_Items from a data source_.
###

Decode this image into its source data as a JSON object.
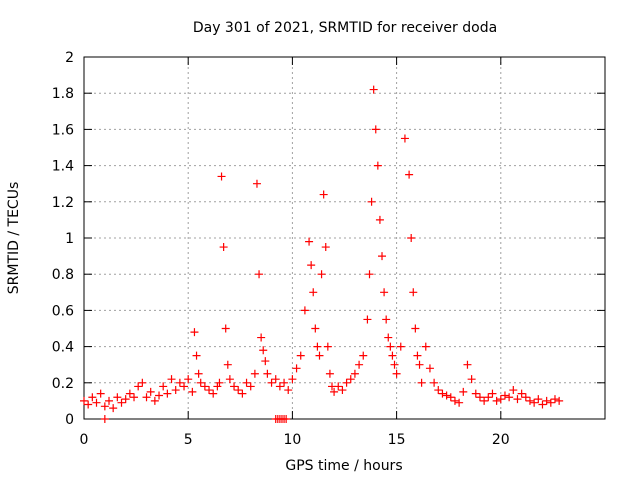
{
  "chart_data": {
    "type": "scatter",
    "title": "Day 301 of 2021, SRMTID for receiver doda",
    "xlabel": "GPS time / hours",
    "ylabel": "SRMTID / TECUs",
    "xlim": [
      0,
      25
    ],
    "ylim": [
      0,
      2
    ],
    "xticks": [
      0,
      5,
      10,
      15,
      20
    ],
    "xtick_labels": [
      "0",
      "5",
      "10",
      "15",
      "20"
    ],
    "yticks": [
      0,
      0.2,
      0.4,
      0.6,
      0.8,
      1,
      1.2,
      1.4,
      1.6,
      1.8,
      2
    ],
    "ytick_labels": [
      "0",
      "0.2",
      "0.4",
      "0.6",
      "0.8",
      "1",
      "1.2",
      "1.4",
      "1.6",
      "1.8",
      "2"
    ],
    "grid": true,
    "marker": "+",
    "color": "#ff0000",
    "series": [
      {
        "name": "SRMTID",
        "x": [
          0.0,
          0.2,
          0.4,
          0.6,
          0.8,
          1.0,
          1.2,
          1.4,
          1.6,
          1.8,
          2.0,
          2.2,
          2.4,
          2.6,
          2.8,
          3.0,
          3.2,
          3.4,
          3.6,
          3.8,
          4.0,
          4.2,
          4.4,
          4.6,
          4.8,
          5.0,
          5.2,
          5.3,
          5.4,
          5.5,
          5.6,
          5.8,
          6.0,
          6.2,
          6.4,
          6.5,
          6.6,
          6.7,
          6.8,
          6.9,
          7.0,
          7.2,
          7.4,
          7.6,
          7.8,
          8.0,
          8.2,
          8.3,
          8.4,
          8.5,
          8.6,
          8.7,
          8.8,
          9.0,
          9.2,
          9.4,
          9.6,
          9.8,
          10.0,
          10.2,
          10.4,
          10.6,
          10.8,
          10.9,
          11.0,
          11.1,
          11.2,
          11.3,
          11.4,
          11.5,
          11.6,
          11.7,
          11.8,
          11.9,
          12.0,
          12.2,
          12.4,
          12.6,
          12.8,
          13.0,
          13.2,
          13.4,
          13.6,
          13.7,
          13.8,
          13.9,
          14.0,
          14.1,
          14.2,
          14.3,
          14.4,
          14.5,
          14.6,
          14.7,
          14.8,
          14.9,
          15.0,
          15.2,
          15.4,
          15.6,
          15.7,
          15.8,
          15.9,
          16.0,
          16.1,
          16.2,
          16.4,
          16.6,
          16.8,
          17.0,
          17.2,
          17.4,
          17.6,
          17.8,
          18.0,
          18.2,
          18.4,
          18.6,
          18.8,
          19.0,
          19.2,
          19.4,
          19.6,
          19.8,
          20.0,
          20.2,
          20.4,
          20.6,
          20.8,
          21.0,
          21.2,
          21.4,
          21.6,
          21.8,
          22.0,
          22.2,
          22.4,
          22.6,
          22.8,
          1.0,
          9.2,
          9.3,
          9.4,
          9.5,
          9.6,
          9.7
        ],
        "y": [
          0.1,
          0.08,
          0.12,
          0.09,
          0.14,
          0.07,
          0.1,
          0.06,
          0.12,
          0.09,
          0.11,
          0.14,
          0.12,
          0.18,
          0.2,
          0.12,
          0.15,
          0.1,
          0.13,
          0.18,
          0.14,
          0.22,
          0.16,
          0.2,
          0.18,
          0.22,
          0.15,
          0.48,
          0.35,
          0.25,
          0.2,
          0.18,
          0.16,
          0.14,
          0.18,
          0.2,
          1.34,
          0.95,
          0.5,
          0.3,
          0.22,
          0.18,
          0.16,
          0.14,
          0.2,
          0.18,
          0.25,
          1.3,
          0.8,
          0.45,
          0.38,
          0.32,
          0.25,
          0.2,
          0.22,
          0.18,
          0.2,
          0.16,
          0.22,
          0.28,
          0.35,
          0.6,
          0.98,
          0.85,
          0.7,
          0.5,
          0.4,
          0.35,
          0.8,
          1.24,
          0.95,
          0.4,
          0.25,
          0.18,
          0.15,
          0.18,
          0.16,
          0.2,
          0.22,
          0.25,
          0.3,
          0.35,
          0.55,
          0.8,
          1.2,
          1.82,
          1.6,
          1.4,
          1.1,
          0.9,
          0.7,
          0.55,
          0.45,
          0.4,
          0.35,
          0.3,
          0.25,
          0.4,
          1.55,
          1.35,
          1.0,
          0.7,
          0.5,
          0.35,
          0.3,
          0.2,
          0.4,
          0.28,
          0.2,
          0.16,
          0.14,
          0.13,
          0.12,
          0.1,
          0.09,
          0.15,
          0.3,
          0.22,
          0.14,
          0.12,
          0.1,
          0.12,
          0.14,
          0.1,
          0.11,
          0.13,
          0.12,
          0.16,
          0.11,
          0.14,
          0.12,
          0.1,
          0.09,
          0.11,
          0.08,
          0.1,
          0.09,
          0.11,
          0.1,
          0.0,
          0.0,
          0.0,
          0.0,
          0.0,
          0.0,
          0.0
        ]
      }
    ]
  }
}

###

Count the lines above that contain the word "SRMTID", and give only that number.

3